======== SOURCE MATERIAL ========

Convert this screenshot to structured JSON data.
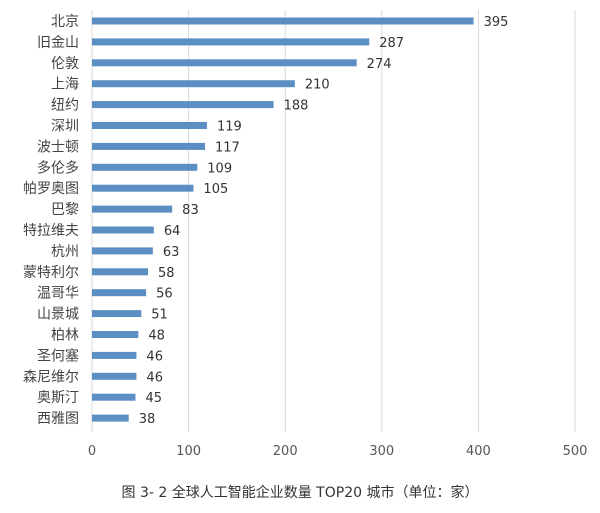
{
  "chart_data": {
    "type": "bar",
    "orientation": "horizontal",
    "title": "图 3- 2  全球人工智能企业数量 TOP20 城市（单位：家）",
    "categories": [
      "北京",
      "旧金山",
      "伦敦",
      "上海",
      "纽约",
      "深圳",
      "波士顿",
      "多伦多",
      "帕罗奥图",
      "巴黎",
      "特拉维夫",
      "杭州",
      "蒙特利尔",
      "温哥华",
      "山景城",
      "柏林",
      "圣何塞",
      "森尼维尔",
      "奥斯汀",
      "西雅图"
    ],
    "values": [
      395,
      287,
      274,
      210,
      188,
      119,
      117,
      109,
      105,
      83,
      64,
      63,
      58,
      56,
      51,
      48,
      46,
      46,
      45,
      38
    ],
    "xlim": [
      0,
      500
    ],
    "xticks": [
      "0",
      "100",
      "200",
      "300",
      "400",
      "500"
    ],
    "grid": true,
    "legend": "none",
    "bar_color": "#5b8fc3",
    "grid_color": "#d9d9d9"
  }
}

========

● TASK BRIEF: Write out all the records again, exactly, minus any pictures.

● RESPONSE BELOW:
Convert this screenshot to structured JSON data.
{
  "chart_data": {
    "type": "bar",
    "orientation": "horizontal",
    "title": "图 3- 2  全球人工智能企业数量 TOP20 城市（单位：家）",
    "categories": [
      "北京",
      "旧金山",
      "伦敦",
      "上海",
      "纽约",
      "深圳",
      "波士顿",
      "多伦多",
      "帕罗奥图",
      "巴黎",
      "特拉维夫",
      "杭州",
      "蒙特利尔",
      "温哥华",
      "山景城",
      "柏林",
      "圣何塞",
      "森尼维尔",
      "奥斯汀",
      "西雅图"
    ],
    "values": [
      395,
      287,
      274,
      210,
      188,
      119,
      117,
      109,
      105,
      83,
      64,
      63,
      58,
      56,
      51,
      48,
      46,
      46,
      45,
      38
    ],
    "xlim": [
      0,
      500
    ],
    "xticks": [
      "0",
      "100",
      "200",
      "300",
      "400",
      "500"
    ],
    "grid": true,
    "legend": "none",
    "bar_color": "#5b8fc3",
    "grid_color": "#d9d9d9"
  }
}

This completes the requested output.